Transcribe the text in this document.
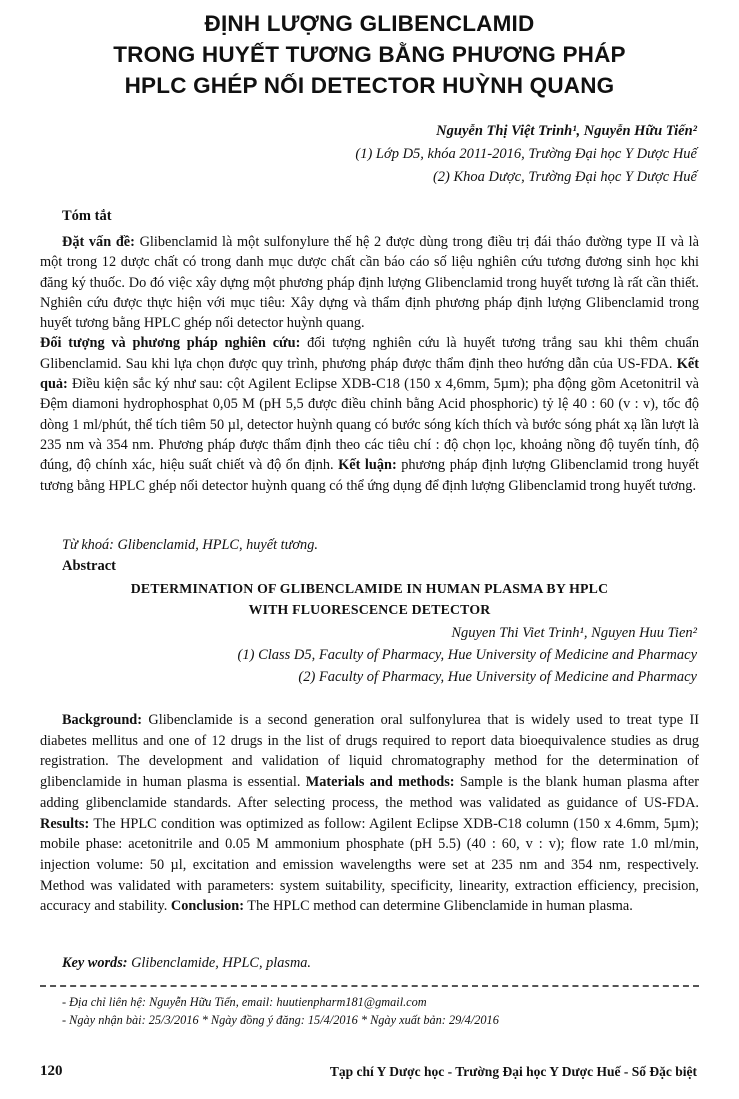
ĐỊNH LƯỢNG GLIBENCLAMID
TRONG HUYẾT TƯƠNG BẰNG PHƯƠNG PHÁP
HPLC GHÉP NỐI DETECTOR HUỲNH QUANG
Nguyễn Thị Việt Trinh¹, Nguyễn Hữu Tiến²
(1) Lớp D5, khóa 2011-2016, Trường Đại học Y Dược Huế
(2) Khoa Dược, Trường Đại học Y Dược Huế
Tóm tắt
Đặt vấn đề: Glibenclamid là một sulfonylure thế hệ 2 được dùng trong điều trị đái tháo đường type II và là một trong 12 dược chất có trong danh mục dược chất cần báo cáo số liệu nghiên cứu tương đương sinh học khi đăng ký thuốc. Do đó việc xây dựng một phương pháp định lượng Glibenclamid trong huyết tương là rất cần thiết. Nghiên cứu được thực hiện với mục tiêu: Xây dựng và thẩm định phương pháp định lượng Glibenclamid trong huyết tương bằng HPLC ghép nối detector huỳnh quang.
Đối tượng và phương pháp nghiên cứu: đối tượng nghiên cứu là huyết tương trắng sau khi thêm chuẩn Glibenclamid. Sau khi lựa chọn được quy trình, phương pháp được thẩm định theo hướng dẫn của US-FDA. Kết quả: Điều kiện sắc ký như sau: cột Agilent Eclipse XDB-C18 (150 x 4,6mm, 5µm); pha động gồm Acetonitril và Đệm diamoni hydrophosphat 0,05 M (pH 5,5 được điều chỉnh bằng Acid phosphoric) tỷ lệ 40 : 60 (v : v), tốc độ dòng 1 ml/phút, thể tích tiêm 50 µl, detector huỳnh quang có bước sóng kích thích và bước sóng phát xạ lần lượt là 235 nm và 354 nm. Phương pháp được thẩm định theo các tiêu chí : độ chọn lọc, khoảng nồng độ tuyến tính, độ đúng, độ chính xác, hiệu suất chiết và độ ổn định. Kết luận: phương pháp định lượng Glibenclamid trong huyết tương bằng HPLC ghép nối detector huỳnh quang có thể ứng dụng để định lượng Glibenclamid trong huyết tương.
Từ khoá: Glibenclamid, HPLC, huyết tương.
Abstract
DETERMINATION OF GLIBENCLAMIDE IN HUMAN PLASMA BY HPLC
WITH FLUORESCENCE DETECTOR
Nguyen Thi Viet Trinh¹, Nguyen Huu Tien²
(1) Class D5, Faculty of Pharmacy, Hue University of Medicine and Pharmacy
(2) Faculty of Pharmacy, Hue University of Medicine and Pharmacy
Background: Glibenclamide is a second generation oral sulfonylurea that is widely used to treat type II diabetes mellitus and one of 12 drugs in the list of drugs required to report data bioequivalence studies as drug registration. The development and validation of liquid chromatography method for the determination of glibenclamide in human plasma is essential. Materials and methods: Sample is the blank human plasma after adding glibenclamide standards. After selecting process, the method was validated as guidance of US-FDA. Results: The HPLC condition was optimized as follow: Agilent Eclipse XDB-C18 column (150 x 4.6mm, 5µm); mobile phase: acetonitrile and 0.05 M ammonium phosphate (pH 5.5) (40 : 60, v : v); flow rate 1.0 ml/min, injection volume: 50 µl, excitation and emission wavelengths were set at 235 nm and 354 nm, respectively. Method was validated with parameters: system suitability, specificity, linearity, extraction efficiency, precision, accuracy and stability. Conclusion: The HPLC method can determine Glibenclamide in human plasma.
Key words: Glibenclamide, HPLC, plasma.
- Địa chỉ liên hệ: Nguyễn Hữu Tiến, email: huutienpharm181@gmail.com
- Ngày nhận bài: 25/3/2016 * Ngày đồng ý đăng: 15/4/2016 * Ngày xuất bản: 29/4/2016
120	Tạp chí Y Dược học - Trường Đại học Y Dược Huế - Số Đặc biệt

## TO BE DONE:
Quote the full listing above word for word; exclude every picture from the copy.

## EXPECTED ANSWER:
Transcribe the text in this document.
ĐỊNH LƯỢNG GLIBENCLAMID
TRONG HUYẾT TƯƠNG BẰNG PHƯƠNG PHÁP
HPLC GHÉP NỐI DETECTOR HUỲNH QUANG
Nguyễn Thị Việt Trinh¹, Nguyễn Hữu Tiến²
(1) Lớp D5, khóa 2011-2016, Trường Đại học Y Dược Huế
(2) Khoa Dược, Trường Đại học Y Dược Huế
Tóm tắt
Đặt vấn đề: Glibenclamid là một sulfonylure thế hệ 2 được dùng trong điều trị đái tháo đường type II và là một trong 12 dược chất có trong danh mục dược chất cần báo cáo số liệu nghiên cứu tương đương sinh học khi đăng ký thuốc. Do đó việc xây dựng một phương pháp định lượng Glibenclamid trong huyết tương là rất cần thiết. Nghiên cứu được thực hiện với mục tiêu: Xây dựng và thẩm định phương pháp định lượng Glibenclamid trong huyết tương bằng HPLC ghép nối detector huỳnh quang.
Đối tượng và phương pháp nghiên cứu: đối tượng nghiên cứu là huyết tương trắng sau khi thêm chuẩn Glibenclamid. Sau khi lựa chọn được quy trình, phương pháp được thẩm định theo hướng dẫn của US-FDA. Kết quả: Điều kiện sắc ký như sau: cột Agilent Eclipse XDB-C18 (150 x 4,6mm, 5µm); pha động gồm Acetonitril và Đệm diamoni hydrophosphat 0,05 M (pH 5,5 được điều chỉnh bằng Acid phosphoric) tỷ lệ 40 : 60 (v : v), tốc độ dòng 1 ml/phút, thể tích tiêm 50 µl, detector huỳnh quang có bước sóng kích thích và bước sóng phát xạ lần lượt là 235 nm và 354 nm. Phương pháp được thẩm định theo các tiêu chí : độ chọn lọc, khoảng nồng độ tuyến tính, độ đúng, độ chính xác, hiệu suất chiết và độ ổn định. Kết luận: phương pháp định lượng Glibenclamid trong huyết tương bằng HPLC ghép nối detector huỳnh quang có thể ứng dụng để định lượng Glibenclamid trong huyết tương.
Từ khoá: Glibenclamid, HPLC, huyết tương.
Abstract
DETERMINATION OF GLIBENCLAMIDE IN HUMAN PLASMA BY HPLC
WITH FLUORESCENCE DETECTOR
Nguyen Thi Viet Trinh¹, Nguyen Huu Tien²
(1) Class D5, Faculty of Pharmacy, Hue University of Medicine and Pharmacy
(2) Faculty of Pharmacy, Hue University of Medicine and Pharmacy
Background: Glibenclamide is a second generation oral sulfonylurea that is widely used to treat type II diabetes mellitus and one of 12 drugs in the list of drugs required to report data bioequivalence studies as drug registration. The development and validation of liquid chromatography method for the determination of glibenclamide in human plasma is essential. Materials and methods: Sample is the blank human plasma after adding glibenclamide standards. After selecting process, the method was validated as guidance of US-FDA. Results: The HPLC condition was optimized as follow: Agilent Eclipse XDB-C18 column (150 x 4.6mm, 5µm); mobile phase: acetonitrile and 0.05 M ammonium phosphate (pH 5.5) (40 : 60, v : v); flow rate 1.0 ml/min, injection volume: 50 µl, excitation and emission wavelengths were set at 235 nm and 354 nm, respectively. Method was validated with parameters: system suitability, specificity, linearity, extraction efficiency, precision, accuracy and stability. Conclusion: The HPLC method can determine Glibenclamide in human plasma.
Key words: Glibenclamide, HPLC, plasma.
- Địa chỉ liên hệ: Nguyễn Hữu Tiến, email: huutienpharm181@gmail.com
- Ngày nhận bài: 25/3/2016 * Ngày đồng ý đăng: 15/4/2016 * Ngày xuất bản: 29/4/2016
120	Tạp chí Y Dược học - Trường Đại học Y Dược Huế - Số Đặc biệt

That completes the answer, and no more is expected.